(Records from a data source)
------------

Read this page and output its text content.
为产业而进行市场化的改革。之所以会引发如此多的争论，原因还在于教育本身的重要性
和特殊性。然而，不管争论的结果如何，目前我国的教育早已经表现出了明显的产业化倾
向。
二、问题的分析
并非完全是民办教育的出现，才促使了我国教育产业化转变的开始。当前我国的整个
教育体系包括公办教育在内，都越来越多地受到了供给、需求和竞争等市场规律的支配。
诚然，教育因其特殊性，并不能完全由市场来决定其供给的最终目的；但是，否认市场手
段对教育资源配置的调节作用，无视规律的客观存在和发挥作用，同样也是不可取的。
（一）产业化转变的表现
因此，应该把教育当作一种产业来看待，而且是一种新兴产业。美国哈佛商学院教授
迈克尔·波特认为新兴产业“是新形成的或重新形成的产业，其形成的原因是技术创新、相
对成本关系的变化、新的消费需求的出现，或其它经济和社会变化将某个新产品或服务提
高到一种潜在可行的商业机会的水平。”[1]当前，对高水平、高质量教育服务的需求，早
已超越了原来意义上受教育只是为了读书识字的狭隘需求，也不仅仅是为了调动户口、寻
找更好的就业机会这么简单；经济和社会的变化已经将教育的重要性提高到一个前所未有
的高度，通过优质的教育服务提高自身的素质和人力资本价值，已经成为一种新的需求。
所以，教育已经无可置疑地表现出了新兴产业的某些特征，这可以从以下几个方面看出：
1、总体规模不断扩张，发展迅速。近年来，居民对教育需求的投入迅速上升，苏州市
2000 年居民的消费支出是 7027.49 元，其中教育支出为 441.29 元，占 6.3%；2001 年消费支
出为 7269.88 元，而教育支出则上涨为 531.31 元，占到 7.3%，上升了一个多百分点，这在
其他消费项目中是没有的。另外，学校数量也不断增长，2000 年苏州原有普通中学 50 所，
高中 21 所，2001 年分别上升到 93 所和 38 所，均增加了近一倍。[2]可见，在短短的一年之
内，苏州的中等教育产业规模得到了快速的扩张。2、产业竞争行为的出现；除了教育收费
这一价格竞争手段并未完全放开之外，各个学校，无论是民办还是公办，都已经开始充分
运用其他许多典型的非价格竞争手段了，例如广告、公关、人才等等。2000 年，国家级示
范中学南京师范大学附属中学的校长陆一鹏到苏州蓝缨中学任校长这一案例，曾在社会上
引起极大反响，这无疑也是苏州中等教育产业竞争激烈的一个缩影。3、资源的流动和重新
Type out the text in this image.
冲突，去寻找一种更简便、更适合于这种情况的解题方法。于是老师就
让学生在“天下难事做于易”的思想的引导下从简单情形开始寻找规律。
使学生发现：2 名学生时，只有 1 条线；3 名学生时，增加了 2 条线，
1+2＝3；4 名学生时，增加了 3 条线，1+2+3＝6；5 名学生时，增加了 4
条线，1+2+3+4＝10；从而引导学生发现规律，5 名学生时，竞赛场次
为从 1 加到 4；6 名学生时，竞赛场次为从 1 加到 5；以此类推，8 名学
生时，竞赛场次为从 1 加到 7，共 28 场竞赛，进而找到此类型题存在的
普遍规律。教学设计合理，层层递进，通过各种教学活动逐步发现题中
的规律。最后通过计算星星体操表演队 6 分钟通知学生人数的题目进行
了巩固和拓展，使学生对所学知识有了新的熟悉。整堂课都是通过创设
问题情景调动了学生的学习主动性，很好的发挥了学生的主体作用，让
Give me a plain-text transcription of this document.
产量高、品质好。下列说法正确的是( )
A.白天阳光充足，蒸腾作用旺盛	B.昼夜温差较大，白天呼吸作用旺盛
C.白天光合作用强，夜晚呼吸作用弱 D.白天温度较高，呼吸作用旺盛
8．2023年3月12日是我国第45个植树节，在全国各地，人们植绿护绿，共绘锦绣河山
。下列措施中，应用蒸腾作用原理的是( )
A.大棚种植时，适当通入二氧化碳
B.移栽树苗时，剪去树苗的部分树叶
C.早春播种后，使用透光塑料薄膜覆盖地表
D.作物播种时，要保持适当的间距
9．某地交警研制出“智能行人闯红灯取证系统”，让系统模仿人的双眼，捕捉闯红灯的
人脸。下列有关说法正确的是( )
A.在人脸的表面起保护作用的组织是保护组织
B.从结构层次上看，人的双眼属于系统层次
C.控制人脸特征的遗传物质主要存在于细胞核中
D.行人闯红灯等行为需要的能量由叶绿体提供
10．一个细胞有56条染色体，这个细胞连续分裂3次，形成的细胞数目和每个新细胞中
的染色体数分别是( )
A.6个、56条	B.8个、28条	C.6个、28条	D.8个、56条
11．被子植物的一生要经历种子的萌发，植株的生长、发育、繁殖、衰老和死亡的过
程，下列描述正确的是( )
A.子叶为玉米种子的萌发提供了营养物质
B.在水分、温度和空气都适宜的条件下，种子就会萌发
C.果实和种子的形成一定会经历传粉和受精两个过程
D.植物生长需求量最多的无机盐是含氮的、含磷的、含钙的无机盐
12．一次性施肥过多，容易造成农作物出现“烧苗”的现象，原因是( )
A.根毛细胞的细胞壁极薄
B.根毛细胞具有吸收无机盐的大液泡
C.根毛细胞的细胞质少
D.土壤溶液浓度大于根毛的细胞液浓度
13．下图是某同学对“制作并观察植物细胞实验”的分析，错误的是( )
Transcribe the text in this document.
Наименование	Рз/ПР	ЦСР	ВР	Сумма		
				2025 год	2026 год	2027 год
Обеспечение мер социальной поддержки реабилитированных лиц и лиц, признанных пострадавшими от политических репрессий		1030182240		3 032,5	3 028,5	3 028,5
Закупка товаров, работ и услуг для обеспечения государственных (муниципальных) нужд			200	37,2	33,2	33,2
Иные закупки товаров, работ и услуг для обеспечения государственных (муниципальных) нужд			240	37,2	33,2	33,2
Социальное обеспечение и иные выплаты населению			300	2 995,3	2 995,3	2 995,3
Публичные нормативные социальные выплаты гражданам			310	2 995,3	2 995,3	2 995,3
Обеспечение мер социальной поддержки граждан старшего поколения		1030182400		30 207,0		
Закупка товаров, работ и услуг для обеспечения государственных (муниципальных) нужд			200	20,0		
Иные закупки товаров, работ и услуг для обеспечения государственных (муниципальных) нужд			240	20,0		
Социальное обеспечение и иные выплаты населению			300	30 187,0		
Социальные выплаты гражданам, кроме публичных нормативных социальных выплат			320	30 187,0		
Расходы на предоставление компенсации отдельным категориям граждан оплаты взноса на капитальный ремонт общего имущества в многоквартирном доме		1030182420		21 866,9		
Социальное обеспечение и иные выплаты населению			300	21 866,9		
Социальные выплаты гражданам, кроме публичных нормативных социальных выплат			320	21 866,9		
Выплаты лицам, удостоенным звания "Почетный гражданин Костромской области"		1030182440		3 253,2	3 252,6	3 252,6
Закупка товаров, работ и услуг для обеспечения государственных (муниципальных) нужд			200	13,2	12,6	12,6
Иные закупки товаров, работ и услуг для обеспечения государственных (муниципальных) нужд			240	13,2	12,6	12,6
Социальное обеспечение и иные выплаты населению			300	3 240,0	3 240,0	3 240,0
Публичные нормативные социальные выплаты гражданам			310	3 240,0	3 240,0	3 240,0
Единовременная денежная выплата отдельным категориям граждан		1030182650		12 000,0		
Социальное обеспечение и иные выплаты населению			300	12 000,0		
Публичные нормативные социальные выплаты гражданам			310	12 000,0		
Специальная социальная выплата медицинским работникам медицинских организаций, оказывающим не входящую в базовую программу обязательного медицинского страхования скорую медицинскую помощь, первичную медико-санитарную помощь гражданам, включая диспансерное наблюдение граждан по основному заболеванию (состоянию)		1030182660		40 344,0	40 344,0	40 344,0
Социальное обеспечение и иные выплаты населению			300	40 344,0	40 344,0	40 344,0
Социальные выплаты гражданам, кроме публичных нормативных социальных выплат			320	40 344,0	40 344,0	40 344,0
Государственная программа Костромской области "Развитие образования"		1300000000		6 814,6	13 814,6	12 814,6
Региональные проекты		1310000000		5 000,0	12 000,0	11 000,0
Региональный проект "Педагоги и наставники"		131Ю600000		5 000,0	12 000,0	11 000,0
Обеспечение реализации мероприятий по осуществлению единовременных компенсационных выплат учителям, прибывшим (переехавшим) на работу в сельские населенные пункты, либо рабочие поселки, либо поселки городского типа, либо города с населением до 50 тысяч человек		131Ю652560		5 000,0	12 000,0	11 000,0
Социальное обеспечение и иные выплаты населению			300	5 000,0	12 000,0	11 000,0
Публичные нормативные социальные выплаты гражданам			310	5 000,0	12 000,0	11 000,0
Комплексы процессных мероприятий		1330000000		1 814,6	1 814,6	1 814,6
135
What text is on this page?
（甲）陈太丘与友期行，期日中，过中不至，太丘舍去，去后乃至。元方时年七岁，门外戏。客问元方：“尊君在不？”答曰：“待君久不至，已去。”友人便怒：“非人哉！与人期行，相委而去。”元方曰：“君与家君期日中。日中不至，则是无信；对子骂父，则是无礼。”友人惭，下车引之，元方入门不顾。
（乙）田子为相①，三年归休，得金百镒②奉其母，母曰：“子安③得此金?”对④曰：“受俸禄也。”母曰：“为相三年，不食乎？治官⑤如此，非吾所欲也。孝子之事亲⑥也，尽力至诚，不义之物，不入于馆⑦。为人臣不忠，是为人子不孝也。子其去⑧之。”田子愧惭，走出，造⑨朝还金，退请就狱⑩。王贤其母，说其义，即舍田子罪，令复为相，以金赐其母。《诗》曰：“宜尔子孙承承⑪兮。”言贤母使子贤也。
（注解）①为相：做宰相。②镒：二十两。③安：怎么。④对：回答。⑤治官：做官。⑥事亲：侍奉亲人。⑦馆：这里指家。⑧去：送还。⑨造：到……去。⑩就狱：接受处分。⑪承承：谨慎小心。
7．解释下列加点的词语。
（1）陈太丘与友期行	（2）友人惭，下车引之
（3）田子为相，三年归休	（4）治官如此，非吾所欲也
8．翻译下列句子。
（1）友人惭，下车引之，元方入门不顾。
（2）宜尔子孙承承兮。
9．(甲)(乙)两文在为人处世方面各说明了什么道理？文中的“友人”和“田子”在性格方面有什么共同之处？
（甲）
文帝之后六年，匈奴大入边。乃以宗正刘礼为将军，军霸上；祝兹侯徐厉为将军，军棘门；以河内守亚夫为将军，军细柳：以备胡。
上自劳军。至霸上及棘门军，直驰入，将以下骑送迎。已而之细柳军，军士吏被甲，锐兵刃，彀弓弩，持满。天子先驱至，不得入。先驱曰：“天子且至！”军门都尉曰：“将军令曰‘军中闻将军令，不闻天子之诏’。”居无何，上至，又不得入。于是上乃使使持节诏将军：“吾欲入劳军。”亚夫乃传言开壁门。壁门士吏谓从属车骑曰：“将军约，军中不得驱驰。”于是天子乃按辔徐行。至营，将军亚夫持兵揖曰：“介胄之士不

------------

WRITTEN INSTRUCTION → Your task is to gather all lines from the entries above that hold the word "социальных".

WRITTEN SOLUTION →
Социальные выплаты гражданам, кроме публичных нормативных социальных выплат			320	30 187,0		
Социальные выплаты гражданам, кроме публичных нормативных социальных выплат			320	21 866,9		
Социальные выплаты гражданам, кроме публичных нормативных социальных выплат			320	40 344,0	40 344,0	40 344,0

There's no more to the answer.